* Material provided *
************

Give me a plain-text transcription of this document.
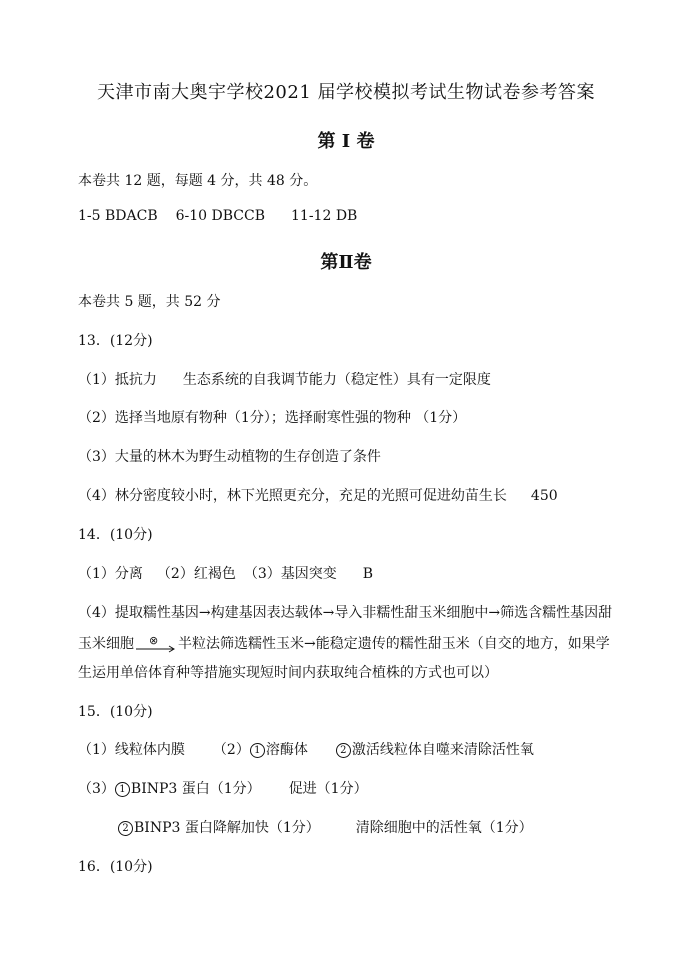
天津市南大奥宇学校2021 届学校模拟考试生物试卷参考答案
第 I 卷
本卷共 12 题，每题 4 分，共 48 分。
1-5 BDACB 6-10 DBCCB 11-12 DB
第Ⅱ卷
本卷共 5 题，共 52 分
13．(12分)
（1）抵抗力 生态系统的自我调节能力（稳定性）具有一定限度
（2）选择当地原有物种（1分）；选择耐寒性强的物种 （1分）
（3）大量的林木为野生动植物的生存创造了条件
（4）林分密度较小时，林下光照更充分，充足的光照可促进幼苗生长 450
14．(10分)
（1）分离 （2）红褐色 （3）基因突变 B
（4）提取糯性基因→构建基因表达载体→导入非糯性甜玉米细胞中→筛选含糯性基因甜
玉米细胞 ⊗ 半粒法筛选糯性玉米→能稳定遗传的糯性甜玉米（自交的地方，如果学
生运用单倍体育种等措施实现短时间内获取纯合植株的方式也可以）
15．(10分)
（1）线粒体内膜 （2） 1 溶酶体	2 激活线粒体自噬来清除活性氧
（3） 1 BINP3 蛋白（1分） 促进（1分）
2 BINP3 蛋白降解加快（1分）	清除细胞中的活性氧（1分）
16．(10分)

************

* Your instructions *
Take the listing and print it again exactly, but without any pictures.

* Output for this exercise *
Give me a plain-text transcription of this document.
天津市南大奥宇学校2021 届学校模拟考试生物试卷参考答案
第 I 卷
本卷共 12 题，每题 4 分，共 48 分。
1-5 BDACB 6-10 DBCCB 11-12 DB
第Ⅱ卷
本卷共 5 题，共 52 分
13．(12分)
（1）抵抗力 生态系统的自我调节能力（稳定性）具有一定限度
（2）选择当地原有物种（1分）；选择耐寒性强的物种 （1分）
（3）大量的林木为野生动植物的生存创造了条件
（4）林分密度较小时，林下光照更充分，充足的光照可促进幼苗生长 450
14．(10分)
（1）分离 （2）红褐色 （3）基因突变 B
（4）提取糯性基因→构建基因表达载体→导入非糯性甜玉米细胞中→筛选含糯性基因甜
玉米细胞 ⊗ 半粒法筛选糯性玉米→能稳定遗传的糯性甜玉米（自交的地方，如果学
生运用单倍体育种等措施实现短时间内获取纯合植株的方式也可以）
15．(10分)
（1）线粒体内膜 （2） 1 溶酶体	2 激活线粒体自噬来清除活性氧
（3） 1 BINP3 蛋白（1分） 促进（1分）
2 BINP3 蛋白降解加快（1分）	清除细胞中的活性氧（1分）
16．(10分)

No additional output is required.